◆ TAREFA OBRIGATÓRIA 1:
Edite a listagem desde o seu início até a linha que contém "calendar-cell: 25 Sunrise: 8:07", inclusive, trocando "Output" por "Give". Mantenha todo o resto inalterado.

◆ TEXTO SELECIONADO:
========

Por ter conseguido as duas qualificações (instrutor da disciplina em questão e especialista em Inteligência Militar), consigo fazer humilde análise que aponta o erro estratégico de Israel, por meio da comparação com um assunto bastante conhecido por aqui: quando a PM do Rio de Janeiro ocupa comunidades (favelas, né?), corajosamente subindo as vielas e trocando tiros de fuzil com os bandidos do Comando Vermelho e outros, quais são os resultados?

Respostas: 

  •  Enxugam gelo, na maioria das vezes, apesar dos esforços meritórios.
  • Para cada bandido morto ou aprisionado, surgem outros 10.
  • Para cada fuzil apreendido, outros 5 aparecem por mágica.
  • Para cada quilo de cocaína, a importação clandestina do tráfico obra ou triplica a oferta.
  • Morrem crianças por balas perdidas (quase sempre disparadas pelos bandidos).

Obviamente, reconheço que a polícia tem o permanente e importante dever de reprimir o crime – só enxergo que não chegaremos a lugar algum pelos caminhos equivocados de sempre.

Voltando à guerra entre Israel e o Hamas:
Em Gaza, esse fracasso do Rio de Janeiro se repetirá em escala muito, muito pior: lá, as “balas perdidas” destroem meio quarteirão. Cada casa que desmorona, rui uma parte da vida de uma família simples. Cada civil deslocado leva, além de seus poucos pertences, um balaio de ódio e rancor, especialmente quando deixa para trás os corpos dos filhos.

========

Dados de limites das regiões
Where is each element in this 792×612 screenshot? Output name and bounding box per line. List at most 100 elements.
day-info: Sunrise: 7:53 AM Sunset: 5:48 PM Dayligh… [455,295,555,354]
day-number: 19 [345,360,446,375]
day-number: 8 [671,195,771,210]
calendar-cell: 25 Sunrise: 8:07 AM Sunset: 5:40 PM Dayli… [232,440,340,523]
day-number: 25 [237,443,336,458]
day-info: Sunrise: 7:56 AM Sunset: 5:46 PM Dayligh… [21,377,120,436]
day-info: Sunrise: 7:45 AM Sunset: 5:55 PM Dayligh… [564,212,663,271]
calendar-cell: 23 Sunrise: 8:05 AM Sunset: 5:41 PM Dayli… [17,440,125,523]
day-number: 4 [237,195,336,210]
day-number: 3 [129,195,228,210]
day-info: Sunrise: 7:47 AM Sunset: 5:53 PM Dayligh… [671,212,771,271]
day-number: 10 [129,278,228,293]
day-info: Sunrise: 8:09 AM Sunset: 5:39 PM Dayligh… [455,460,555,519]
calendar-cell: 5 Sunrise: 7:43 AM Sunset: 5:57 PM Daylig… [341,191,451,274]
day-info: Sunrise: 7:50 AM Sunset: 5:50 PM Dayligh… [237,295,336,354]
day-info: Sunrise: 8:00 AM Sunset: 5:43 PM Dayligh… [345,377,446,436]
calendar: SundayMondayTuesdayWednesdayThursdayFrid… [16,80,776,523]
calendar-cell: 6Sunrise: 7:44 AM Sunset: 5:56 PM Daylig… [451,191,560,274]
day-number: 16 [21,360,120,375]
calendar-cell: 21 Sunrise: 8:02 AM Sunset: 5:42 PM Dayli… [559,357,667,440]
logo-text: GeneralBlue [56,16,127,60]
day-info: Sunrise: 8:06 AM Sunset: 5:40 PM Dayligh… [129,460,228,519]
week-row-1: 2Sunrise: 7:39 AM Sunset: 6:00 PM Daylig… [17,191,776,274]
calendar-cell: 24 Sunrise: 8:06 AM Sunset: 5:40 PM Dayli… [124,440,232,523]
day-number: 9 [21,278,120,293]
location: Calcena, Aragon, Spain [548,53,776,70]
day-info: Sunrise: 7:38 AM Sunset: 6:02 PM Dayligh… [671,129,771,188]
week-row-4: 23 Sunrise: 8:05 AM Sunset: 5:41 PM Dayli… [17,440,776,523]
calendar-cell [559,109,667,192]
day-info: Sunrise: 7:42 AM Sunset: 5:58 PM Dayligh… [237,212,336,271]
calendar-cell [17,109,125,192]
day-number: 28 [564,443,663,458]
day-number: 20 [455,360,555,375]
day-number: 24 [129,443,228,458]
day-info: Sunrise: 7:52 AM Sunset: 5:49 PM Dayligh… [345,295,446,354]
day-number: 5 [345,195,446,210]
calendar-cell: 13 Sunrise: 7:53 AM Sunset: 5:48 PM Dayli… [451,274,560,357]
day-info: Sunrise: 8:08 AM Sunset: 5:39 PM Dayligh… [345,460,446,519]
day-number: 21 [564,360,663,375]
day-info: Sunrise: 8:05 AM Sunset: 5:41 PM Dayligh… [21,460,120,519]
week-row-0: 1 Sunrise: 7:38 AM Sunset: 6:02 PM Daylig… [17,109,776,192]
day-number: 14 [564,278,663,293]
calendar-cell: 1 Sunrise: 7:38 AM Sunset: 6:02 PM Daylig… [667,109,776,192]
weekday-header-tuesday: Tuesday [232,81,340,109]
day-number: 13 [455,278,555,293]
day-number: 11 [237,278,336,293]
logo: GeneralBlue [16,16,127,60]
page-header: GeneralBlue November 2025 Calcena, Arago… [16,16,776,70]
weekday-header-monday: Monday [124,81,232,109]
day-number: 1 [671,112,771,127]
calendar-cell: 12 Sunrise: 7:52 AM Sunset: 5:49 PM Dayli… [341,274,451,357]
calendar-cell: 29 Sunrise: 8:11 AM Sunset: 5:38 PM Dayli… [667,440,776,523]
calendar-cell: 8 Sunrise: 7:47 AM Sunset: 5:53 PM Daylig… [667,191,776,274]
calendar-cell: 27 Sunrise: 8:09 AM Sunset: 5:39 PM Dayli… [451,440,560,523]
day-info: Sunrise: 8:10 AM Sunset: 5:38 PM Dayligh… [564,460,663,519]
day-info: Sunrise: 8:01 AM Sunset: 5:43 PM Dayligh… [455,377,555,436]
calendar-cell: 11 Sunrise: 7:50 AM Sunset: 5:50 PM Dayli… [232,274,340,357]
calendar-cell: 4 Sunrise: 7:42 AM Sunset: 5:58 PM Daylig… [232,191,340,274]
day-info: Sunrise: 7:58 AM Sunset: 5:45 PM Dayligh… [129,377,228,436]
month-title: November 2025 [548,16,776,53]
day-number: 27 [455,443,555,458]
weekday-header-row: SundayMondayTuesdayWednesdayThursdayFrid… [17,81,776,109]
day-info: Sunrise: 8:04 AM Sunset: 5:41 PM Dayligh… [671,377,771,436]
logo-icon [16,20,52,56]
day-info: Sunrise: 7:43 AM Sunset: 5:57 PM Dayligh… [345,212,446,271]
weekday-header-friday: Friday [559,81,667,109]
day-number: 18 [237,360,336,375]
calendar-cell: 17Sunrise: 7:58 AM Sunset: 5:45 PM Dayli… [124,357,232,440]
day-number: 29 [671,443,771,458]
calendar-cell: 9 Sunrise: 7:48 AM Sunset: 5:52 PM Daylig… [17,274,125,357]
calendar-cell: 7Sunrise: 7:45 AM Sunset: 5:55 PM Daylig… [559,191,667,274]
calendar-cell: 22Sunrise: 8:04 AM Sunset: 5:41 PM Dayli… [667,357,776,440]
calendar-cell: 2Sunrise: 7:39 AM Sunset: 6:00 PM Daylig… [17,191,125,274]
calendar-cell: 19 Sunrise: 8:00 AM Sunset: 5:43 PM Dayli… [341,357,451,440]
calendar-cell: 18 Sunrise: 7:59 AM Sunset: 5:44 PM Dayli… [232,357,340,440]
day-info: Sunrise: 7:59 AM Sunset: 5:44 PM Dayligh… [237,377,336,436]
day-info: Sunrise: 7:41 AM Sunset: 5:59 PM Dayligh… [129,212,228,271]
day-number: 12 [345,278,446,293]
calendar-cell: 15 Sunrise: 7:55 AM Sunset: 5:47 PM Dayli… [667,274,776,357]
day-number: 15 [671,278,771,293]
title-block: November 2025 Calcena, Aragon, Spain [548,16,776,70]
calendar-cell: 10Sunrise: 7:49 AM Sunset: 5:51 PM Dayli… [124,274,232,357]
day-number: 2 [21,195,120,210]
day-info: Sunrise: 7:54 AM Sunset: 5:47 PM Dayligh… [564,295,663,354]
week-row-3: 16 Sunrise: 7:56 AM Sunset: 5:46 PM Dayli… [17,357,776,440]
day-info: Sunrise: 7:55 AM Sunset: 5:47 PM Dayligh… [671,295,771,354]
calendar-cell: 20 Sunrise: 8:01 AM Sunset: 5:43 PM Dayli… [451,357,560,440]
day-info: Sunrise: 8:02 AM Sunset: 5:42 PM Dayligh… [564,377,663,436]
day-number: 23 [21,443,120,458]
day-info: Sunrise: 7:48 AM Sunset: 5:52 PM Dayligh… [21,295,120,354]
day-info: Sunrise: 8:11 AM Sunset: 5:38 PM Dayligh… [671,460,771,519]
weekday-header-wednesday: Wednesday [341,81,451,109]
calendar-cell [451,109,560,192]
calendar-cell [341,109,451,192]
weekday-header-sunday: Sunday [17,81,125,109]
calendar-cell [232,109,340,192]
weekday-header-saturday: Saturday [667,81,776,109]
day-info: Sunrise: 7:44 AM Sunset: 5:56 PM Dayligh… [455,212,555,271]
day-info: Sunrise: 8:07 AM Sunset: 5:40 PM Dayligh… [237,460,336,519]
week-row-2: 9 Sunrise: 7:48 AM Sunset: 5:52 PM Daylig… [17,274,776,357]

========

◆ TAREFA OBRIGATÓRIA 2:
Devolva na íntegra, sem nenhuma alteração, o texto sobre a guerra entre Israel e o Hamas.

◆ RESPOSTA ESCRITA 1:
Where is each element in this 792×612 screenshot? Give name and bounding box per line. List at most 100 elements.
day-info: Sunrise: 7:53 AM Sunset: 5:48 PM Dayligh… [455,295,555,354]
day-number: 19 [345,360,446,375]
day-number: 8 [671,195,771,210]
calendar-cell: 25 Sunrise: 8:07 AM Sunset: 5:40 PM Dayli… [232,440,340,523]

◆ RESPOSTA ESCRITA 2:
Por ter conseguido as duas qualificações (instrutor da disciplina em questão e especialista em Inteligência Militar), consigo fazer humilde análise que aponta o erro estratégico de Israel, por meio da comparação com um assunto bastante conhecido por aqui: quando a PM do Rio de Janeiro ocupa comunidades (favelas, né?), corajosamente subindo as vielas e trocando tiros de fuzil com os bandidos do Comando Vermelho e outros, quais são os resultados?

Respostas: 

  •  Enxugam gelo, na maioria das vezes, apesar dos esforços meritórios.
  • Para cada bandido morto ou aprisionado, surgem outros 10.
  • Para cada fuzil apreendido, outros 5 aparecem por mágica.
  • Para cada quilo de cocaína, a importação clandestina do tráfico obra ou triplica a oferta.
  • Morrem crianças por balas perdidas (quase sempre disparadas pelos bandidos).

Obviamente, reconheço que a polícia tem o permanente e importante dever de reprimir o crime – só enxergo que não chegaremos a lugar algum pelos caminhos equivocados de sempre.

Voltando à guerra entre Israel e o Hamas:
Em Gaza, esse fracasso do Rio de Janeiro se repetirá em escala muito, muito pior: lá, as “balas perdidas” destroem meio quarteirão. Cada casa que desmorona, rui uma parte da vida de uma família simples. Cada civil deslocado leva, além de seus poucos pertences, um balaio de ódio e rancor, especialmente quando deixa para trás os corpos dos filhos.